GOAL:
Output the data exactly, with every line intact.

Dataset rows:
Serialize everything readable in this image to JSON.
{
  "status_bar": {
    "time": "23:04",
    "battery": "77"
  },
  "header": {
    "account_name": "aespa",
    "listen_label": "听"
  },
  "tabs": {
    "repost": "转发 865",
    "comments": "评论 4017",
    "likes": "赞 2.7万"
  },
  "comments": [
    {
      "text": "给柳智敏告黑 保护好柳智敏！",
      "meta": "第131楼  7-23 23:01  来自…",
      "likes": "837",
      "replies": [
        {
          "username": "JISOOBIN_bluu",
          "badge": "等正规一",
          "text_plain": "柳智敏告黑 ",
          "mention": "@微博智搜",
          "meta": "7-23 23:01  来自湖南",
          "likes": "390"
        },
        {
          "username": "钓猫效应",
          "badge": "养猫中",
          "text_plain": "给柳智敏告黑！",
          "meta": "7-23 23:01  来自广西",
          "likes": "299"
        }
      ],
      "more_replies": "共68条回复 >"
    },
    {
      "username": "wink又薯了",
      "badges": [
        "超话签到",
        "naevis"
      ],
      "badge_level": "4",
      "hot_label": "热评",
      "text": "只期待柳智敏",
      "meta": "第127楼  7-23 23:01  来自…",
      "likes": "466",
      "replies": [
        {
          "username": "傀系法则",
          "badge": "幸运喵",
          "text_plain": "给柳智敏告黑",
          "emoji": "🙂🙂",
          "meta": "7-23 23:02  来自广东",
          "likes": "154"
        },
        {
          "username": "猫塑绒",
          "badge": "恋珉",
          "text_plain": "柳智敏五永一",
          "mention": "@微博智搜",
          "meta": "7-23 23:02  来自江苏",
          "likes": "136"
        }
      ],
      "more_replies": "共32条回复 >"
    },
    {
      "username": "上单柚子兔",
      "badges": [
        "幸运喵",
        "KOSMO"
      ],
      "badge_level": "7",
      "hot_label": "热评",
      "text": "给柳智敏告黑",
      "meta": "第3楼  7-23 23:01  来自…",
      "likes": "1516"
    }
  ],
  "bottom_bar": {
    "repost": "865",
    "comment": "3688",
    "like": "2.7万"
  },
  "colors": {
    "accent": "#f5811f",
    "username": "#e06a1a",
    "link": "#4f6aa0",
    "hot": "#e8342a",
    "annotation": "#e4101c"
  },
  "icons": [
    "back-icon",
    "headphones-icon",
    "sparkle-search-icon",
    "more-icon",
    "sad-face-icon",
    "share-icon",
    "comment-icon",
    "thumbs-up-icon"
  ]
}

FULL ANSWER:
Serialize everything readable in this image to JSON.
{
  "status_bar": {
    "time": "23:04",
    "battery": "77"
  },
  "header": {
    "account_name": "aespa",
    "listen_label": "听"
  },
  "tabs": {
    "repost": "转发 865",
    "comments": "评论 4017",
    "likes": "赞 2.7万"
  },
  "comments": [
    {
      "text": "给柳智敏告黑 保护好柳智敏！",
      "meta": "第131楼  7-23 23:01  来自…",
      "likes": "837",
      "replies": [
        {
          "username": "JISOOBIN_bluu",
          "badge": "等正规一",
          "text_plain": "柳智敏告黑 ",
          "mention": "@微博智搜",
          "meta": "7-23 23:01  来自湖南",
          "likes": "390"
        },
        {
          "username": "钓猫效应",
          "badge": "养猫中",
          "text_plain": "给柳智敏告黑！",
          "meta": "7-23 23:01  来自广西",
          "likes": "299"
        }
      ],
      "more_replies": "共68条回复 >"
    },
    {
      "username": "wink又薯了",
      "badges": [
        "超话签到",
        "naevis"
      ],
      "badge_level": "4",
      "hot_label": "热评",
      "text": "只期待柳智敏",
      "meta": "第127楼  7-23 23:01  来自…",
      "likes": "466",
      "replies": [
        {
          "username": "傀系法则",
          "badge": "幸运喵",
          "text_plain": "给柳智敏告黑",
          "emoji": "🙂🙂",
          "meta": "7-23 23:02  来自广东",
          "likes": "154"
        },
        {
          "username": "猫塑绒",
          "badge": "恋珉",
          "text_plain": "柳智敏五永一",
          "mention": "@微博智搜",
          "meta": "7-23 23:02  来自江苏",
          "likes": "136"
        }
      ],
      "more_replies": "共32条回复 >"
    },
    {
      "username": "上单柚子兔",
      "badges": [
        "幸运喵",
        "KOSMO"
      ],
      "badge_level": "7",
      "hot_label": "热评",
      "text": "给柳智敏告黑",
      "meta": "第3楼  7-23 23:01  来自…",
      "likes": "1516"
    }
  ],
  "bottom_bar": {
    "repost": "865",
    "comment": "3688",
    "like": "2.7万"
  },
  "colors": {
    "accent": "#f5811f",
    "username": "#e06a1a",
    "link": "#4f6aa0",
    "hot": "#e8342a",
    "annotation": "#e4101c"
  },
  "icons": [
    "back-icon",
    "headphones-icon",
    "sparkle-search-icon",
    "more-icon",
    "sad-face-icon",
    "share-icon",
    "comment-icon",
    "thumbs-up-icon"
  ]
}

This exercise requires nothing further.